> DATASET CONTENT:
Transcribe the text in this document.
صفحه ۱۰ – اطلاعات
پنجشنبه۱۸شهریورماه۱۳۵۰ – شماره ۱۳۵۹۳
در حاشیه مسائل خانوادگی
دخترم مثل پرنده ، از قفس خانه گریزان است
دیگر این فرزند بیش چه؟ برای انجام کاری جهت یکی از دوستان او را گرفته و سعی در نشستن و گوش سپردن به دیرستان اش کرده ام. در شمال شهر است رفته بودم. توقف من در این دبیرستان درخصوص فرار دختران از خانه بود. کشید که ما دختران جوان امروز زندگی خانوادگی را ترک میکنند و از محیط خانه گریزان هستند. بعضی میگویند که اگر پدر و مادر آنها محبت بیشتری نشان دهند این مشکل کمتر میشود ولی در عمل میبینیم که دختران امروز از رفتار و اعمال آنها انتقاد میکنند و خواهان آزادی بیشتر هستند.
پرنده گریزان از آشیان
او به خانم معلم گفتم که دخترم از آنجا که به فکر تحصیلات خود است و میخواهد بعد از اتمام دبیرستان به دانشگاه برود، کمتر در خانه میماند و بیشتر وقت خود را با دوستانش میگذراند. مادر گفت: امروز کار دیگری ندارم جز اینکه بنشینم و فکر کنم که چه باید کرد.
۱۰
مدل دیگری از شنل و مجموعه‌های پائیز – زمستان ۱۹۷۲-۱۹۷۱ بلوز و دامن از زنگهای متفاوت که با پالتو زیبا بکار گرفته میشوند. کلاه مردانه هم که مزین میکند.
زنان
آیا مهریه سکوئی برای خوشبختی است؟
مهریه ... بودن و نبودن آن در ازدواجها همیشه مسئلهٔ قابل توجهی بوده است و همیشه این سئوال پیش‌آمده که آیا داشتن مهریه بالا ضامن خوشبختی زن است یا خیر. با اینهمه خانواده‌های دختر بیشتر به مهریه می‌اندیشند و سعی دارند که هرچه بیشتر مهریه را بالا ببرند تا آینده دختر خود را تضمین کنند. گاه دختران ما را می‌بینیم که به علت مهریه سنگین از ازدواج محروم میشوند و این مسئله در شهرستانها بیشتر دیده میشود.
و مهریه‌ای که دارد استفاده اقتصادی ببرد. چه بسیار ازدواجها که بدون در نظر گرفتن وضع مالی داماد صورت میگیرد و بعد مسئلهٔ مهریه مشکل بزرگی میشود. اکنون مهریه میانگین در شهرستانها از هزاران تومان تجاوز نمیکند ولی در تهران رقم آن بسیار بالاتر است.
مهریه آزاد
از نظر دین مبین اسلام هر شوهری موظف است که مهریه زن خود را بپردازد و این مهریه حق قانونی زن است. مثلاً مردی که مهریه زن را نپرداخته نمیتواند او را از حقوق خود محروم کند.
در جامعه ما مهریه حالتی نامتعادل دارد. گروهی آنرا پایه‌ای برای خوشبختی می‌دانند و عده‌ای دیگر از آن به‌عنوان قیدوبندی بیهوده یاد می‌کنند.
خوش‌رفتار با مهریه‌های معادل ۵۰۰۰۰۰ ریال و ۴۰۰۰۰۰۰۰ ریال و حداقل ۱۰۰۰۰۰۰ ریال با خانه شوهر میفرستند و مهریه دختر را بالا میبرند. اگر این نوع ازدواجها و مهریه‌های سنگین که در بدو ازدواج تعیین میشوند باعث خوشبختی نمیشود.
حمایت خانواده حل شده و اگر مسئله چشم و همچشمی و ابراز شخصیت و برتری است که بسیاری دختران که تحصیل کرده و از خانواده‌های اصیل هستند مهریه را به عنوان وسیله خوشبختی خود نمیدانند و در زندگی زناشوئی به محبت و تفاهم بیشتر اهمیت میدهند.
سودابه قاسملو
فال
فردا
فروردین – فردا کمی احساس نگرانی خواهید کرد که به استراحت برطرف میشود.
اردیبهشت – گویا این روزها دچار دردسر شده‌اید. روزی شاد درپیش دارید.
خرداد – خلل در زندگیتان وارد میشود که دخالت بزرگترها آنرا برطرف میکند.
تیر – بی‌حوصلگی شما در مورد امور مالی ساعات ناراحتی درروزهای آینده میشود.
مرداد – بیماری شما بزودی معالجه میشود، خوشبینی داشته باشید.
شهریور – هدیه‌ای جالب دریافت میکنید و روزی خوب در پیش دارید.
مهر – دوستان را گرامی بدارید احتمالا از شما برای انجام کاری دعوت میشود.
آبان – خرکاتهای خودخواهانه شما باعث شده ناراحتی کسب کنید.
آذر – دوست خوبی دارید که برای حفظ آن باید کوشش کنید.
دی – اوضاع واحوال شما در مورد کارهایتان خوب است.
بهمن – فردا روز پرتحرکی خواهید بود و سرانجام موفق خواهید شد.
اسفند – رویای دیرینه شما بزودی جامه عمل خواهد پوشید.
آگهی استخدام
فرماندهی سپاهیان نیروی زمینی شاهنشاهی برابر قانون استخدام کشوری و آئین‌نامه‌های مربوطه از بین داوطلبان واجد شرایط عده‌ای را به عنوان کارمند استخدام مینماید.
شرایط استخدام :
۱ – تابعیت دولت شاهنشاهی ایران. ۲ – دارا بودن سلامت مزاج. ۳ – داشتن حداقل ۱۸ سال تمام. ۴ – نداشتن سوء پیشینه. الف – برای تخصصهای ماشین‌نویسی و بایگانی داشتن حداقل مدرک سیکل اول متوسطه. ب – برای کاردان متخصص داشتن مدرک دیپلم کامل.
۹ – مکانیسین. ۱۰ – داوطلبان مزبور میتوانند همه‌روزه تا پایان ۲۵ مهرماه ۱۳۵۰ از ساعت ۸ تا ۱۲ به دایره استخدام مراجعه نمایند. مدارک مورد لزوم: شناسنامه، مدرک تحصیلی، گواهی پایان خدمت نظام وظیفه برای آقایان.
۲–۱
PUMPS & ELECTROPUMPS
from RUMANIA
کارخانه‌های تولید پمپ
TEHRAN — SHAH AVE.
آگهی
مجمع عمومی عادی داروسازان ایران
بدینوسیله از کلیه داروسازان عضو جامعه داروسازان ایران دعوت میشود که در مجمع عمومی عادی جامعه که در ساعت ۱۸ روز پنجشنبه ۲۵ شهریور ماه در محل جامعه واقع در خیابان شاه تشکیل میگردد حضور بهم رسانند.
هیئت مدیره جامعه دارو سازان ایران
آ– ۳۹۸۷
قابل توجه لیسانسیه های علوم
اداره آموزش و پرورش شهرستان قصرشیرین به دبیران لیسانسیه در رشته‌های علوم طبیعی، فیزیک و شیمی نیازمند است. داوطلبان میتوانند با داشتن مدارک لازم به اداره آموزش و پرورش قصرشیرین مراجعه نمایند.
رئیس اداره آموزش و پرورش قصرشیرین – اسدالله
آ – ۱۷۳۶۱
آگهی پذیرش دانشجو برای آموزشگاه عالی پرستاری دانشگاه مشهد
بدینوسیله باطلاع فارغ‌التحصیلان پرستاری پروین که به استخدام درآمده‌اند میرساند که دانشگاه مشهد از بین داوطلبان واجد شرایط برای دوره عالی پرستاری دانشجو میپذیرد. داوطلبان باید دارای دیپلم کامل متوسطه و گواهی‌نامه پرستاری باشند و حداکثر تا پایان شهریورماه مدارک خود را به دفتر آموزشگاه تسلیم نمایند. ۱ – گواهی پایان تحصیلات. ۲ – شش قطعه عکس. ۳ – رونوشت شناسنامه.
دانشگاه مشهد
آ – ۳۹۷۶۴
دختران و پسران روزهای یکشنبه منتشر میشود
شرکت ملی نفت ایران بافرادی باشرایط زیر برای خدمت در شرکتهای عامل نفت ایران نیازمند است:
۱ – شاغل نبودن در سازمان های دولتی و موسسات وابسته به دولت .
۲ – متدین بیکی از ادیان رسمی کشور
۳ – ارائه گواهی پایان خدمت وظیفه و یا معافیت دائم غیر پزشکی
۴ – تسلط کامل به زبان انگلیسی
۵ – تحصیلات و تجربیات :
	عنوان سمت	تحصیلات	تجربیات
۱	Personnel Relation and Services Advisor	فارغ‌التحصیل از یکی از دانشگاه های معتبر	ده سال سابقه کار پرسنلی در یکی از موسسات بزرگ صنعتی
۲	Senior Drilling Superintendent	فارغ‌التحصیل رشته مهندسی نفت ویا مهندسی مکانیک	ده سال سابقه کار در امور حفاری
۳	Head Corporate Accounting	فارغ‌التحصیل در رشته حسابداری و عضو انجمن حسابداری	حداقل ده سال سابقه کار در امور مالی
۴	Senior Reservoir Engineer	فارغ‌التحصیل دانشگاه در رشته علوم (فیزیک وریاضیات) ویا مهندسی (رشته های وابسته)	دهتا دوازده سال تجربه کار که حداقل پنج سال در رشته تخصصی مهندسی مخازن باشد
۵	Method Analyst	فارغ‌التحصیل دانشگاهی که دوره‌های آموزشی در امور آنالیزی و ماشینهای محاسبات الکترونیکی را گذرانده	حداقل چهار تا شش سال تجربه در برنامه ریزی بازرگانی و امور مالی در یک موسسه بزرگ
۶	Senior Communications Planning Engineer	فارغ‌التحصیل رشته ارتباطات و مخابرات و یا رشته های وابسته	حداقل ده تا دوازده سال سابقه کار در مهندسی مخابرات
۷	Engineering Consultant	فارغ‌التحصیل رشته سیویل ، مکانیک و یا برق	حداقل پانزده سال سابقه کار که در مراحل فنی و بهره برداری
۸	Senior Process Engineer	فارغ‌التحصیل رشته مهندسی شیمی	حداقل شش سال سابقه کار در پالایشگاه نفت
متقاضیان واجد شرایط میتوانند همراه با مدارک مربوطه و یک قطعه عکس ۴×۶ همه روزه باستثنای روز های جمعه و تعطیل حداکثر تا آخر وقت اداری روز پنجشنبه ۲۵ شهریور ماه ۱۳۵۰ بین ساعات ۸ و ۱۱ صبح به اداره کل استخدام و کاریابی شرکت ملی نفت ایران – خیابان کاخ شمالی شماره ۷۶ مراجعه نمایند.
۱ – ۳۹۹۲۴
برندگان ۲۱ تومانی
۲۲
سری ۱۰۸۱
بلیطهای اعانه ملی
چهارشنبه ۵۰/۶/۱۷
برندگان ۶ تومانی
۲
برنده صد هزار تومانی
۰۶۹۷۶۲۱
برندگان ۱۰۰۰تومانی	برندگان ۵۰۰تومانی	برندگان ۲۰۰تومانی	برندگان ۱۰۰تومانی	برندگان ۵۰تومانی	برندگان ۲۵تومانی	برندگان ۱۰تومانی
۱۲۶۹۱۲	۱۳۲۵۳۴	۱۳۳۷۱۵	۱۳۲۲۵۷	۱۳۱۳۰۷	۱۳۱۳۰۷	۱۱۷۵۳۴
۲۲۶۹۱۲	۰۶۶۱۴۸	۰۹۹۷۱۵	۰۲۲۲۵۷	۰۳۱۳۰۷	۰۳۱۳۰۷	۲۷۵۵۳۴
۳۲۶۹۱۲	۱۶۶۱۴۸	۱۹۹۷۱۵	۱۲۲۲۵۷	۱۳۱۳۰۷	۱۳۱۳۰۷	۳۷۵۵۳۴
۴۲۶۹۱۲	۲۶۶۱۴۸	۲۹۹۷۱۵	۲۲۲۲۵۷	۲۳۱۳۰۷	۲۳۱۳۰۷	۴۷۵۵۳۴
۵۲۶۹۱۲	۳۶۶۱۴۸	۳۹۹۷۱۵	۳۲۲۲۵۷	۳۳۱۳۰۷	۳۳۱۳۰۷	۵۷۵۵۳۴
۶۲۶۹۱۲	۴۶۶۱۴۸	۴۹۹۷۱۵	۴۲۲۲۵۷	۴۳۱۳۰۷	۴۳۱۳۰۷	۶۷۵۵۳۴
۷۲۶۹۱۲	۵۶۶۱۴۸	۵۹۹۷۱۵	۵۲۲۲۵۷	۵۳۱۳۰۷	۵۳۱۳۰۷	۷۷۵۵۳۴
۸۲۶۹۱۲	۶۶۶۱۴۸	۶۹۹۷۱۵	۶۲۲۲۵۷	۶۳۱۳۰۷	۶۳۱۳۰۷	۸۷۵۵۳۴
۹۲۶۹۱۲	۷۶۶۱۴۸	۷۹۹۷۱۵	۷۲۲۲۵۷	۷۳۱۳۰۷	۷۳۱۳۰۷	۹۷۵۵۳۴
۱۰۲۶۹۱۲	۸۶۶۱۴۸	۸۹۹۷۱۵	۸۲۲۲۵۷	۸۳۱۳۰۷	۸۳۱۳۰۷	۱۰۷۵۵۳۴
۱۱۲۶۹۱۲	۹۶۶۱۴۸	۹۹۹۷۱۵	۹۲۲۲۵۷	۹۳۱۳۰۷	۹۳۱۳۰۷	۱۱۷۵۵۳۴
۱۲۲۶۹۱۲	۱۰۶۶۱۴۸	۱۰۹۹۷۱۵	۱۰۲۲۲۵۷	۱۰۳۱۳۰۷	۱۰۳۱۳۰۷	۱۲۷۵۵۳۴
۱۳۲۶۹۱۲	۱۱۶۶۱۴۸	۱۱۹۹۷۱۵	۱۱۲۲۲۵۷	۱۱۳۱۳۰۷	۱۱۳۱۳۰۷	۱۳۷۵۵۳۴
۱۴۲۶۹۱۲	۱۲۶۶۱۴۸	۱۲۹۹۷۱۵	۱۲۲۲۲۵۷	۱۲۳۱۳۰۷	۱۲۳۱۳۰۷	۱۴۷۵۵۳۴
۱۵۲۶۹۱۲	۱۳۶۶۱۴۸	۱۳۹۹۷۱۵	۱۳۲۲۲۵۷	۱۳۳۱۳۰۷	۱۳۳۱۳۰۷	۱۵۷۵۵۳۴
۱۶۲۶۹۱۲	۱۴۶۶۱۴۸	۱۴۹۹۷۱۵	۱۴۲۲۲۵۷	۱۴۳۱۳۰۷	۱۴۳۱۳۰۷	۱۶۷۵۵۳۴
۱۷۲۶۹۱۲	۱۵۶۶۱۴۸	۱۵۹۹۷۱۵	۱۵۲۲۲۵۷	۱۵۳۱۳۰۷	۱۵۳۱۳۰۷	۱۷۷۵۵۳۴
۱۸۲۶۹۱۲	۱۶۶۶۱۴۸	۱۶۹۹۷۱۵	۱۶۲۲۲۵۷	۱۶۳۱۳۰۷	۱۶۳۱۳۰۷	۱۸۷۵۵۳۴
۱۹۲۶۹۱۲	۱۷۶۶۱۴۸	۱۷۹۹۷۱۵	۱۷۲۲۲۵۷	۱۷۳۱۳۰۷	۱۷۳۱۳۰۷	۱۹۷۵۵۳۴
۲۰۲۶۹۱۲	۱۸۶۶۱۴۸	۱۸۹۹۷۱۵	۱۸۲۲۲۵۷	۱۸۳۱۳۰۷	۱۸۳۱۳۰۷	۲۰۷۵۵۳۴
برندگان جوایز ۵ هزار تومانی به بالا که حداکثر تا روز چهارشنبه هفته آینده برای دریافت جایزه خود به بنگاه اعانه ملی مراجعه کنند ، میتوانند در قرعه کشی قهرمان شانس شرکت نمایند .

> PROMPT: State how many lines of the listing include "مدارک", and nothing more.

> WRITTEN SOLUTION: 4